Given task
Identify the lines that contain the word "duration", then copy them.

--------------------------------

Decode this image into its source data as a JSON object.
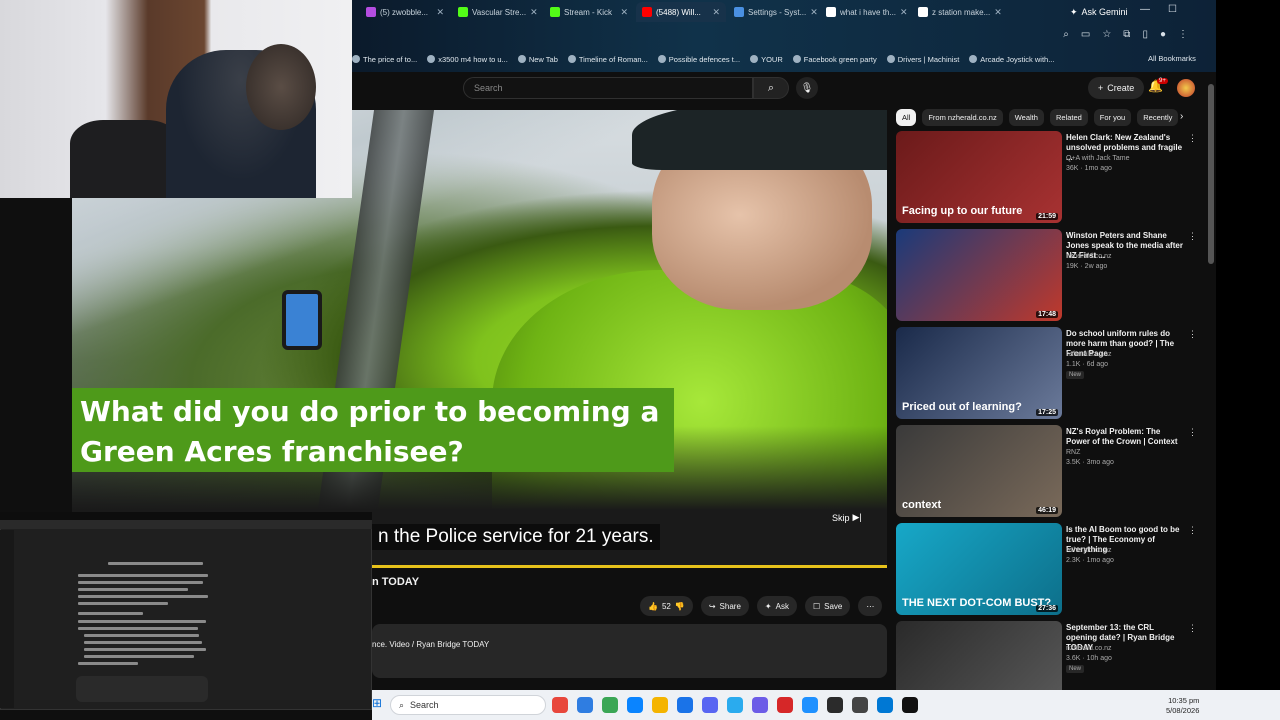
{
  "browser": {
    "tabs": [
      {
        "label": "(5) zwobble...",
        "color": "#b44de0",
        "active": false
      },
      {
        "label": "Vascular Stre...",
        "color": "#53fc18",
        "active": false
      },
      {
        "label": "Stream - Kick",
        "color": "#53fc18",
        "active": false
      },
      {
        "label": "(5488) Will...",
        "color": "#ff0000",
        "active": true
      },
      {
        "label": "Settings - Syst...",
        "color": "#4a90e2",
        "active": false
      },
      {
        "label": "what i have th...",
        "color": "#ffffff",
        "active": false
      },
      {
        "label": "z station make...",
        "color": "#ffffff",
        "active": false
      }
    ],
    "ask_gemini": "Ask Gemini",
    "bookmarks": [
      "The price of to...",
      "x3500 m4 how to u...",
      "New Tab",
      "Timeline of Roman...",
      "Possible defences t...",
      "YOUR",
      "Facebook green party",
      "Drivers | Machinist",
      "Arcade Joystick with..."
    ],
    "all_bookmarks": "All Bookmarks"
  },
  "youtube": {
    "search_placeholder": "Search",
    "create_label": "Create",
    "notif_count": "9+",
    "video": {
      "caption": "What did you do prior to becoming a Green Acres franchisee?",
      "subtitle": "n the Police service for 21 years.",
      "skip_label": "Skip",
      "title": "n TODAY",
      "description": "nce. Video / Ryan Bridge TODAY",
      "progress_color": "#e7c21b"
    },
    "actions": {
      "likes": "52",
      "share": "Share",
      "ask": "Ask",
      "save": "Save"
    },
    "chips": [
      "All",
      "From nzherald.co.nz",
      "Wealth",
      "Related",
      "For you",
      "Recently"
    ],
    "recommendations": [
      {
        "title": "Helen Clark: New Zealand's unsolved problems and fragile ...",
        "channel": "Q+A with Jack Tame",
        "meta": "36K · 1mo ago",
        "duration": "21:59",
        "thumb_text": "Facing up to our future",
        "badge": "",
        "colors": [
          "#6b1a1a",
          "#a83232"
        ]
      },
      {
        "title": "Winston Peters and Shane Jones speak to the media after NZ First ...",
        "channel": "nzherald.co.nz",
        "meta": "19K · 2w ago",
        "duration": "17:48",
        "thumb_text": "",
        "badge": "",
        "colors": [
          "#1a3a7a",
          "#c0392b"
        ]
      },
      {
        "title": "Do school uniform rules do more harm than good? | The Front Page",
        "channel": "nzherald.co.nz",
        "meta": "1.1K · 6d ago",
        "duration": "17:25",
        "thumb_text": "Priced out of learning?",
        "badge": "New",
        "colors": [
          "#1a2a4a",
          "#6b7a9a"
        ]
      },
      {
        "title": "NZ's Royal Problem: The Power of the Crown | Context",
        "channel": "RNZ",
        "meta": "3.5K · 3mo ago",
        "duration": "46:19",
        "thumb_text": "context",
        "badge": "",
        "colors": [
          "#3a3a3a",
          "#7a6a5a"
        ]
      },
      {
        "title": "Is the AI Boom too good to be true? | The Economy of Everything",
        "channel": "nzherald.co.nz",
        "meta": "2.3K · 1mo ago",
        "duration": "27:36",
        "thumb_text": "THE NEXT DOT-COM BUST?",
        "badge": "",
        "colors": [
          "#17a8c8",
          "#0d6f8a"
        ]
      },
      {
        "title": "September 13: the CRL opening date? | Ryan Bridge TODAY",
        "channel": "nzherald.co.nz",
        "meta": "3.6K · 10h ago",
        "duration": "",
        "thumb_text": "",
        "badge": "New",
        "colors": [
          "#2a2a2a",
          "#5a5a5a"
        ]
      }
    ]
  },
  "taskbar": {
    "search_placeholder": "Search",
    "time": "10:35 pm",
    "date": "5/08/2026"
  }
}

--------------------------------

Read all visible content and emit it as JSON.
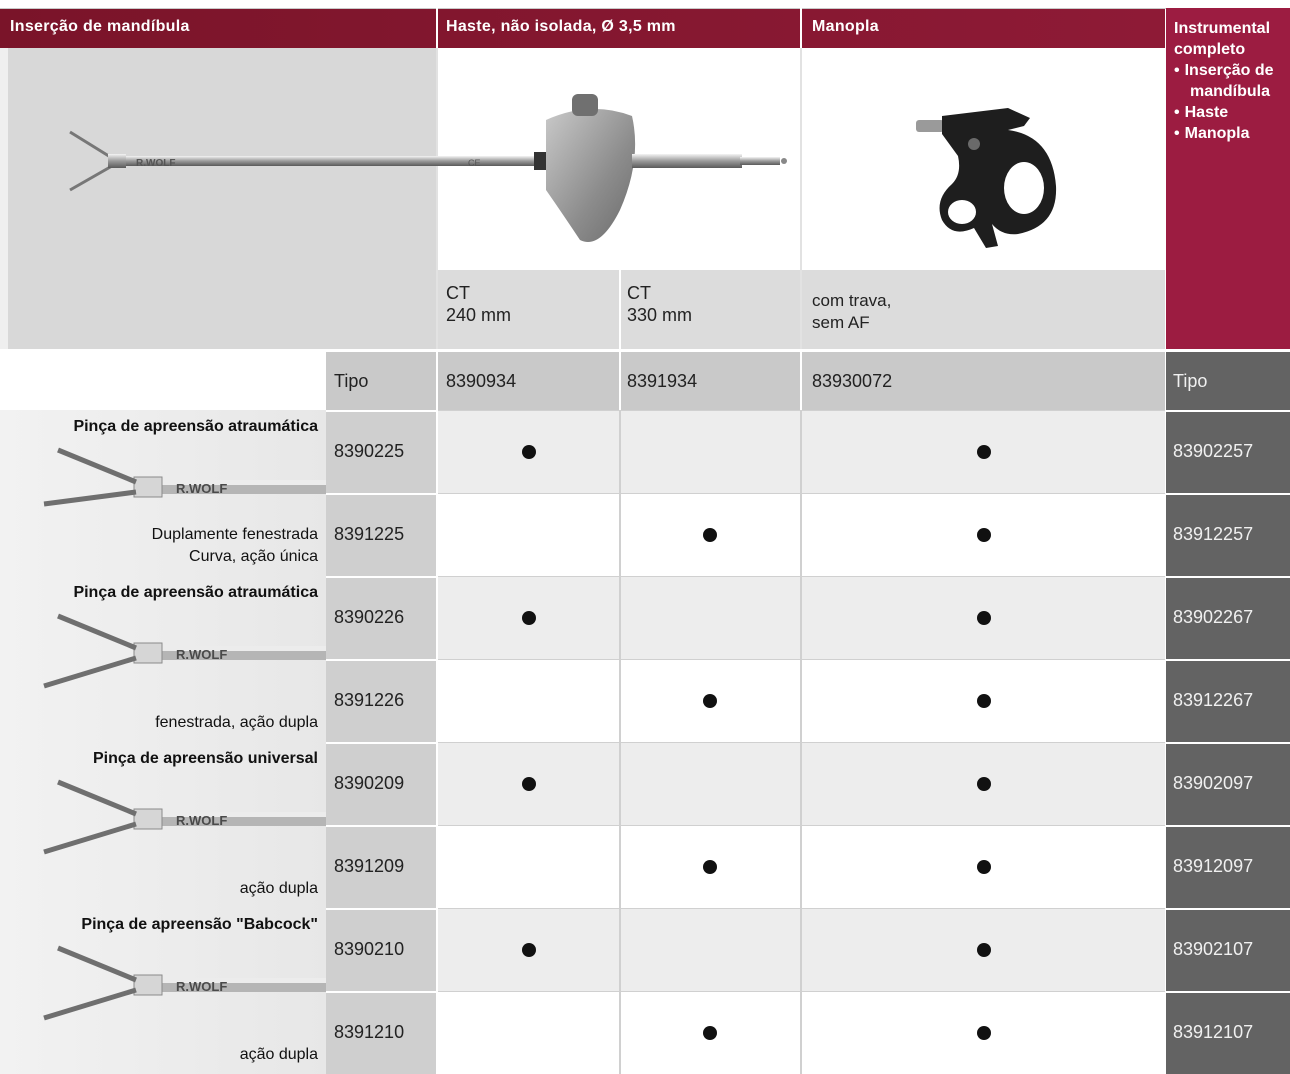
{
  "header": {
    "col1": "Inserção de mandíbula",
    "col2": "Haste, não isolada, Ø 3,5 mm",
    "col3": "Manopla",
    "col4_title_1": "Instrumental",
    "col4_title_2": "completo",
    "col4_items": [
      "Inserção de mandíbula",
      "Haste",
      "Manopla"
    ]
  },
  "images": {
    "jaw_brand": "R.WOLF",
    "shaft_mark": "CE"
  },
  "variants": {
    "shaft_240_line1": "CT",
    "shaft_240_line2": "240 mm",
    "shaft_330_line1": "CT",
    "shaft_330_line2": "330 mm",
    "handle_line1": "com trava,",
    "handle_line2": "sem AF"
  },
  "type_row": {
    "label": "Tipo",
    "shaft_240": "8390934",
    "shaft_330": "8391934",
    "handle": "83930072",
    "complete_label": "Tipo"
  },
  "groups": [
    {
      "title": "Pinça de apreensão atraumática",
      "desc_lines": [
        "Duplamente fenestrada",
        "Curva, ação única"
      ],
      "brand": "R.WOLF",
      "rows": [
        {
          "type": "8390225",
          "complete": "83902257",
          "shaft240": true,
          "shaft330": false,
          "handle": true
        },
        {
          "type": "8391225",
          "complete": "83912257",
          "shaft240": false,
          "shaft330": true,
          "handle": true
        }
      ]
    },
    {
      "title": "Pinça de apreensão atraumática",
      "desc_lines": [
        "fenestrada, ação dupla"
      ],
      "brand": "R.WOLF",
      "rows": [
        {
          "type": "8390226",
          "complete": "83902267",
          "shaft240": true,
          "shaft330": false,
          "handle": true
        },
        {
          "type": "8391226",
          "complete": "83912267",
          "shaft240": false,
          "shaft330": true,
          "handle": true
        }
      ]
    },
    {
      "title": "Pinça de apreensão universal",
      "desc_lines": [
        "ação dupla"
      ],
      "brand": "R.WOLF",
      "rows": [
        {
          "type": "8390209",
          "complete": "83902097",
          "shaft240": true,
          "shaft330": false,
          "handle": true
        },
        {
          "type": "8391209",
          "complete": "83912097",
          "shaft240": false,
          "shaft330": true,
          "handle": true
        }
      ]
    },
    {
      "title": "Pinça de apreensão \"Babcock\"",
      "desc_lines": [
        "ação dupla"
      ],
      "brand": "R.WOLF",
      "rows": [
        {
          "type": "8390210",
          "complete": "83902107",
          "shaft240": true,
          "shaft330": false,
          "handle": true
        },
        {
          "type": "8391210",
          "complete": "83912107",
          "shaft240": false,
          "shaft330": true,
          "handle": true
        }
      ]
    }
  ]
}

--------------------------------

Written reply
        "duration": "21:59",
        "duration": "17:48",
        "duration": "17:25",
        "duration": "46:19",
        "duration": "27:36",
        "duration": "",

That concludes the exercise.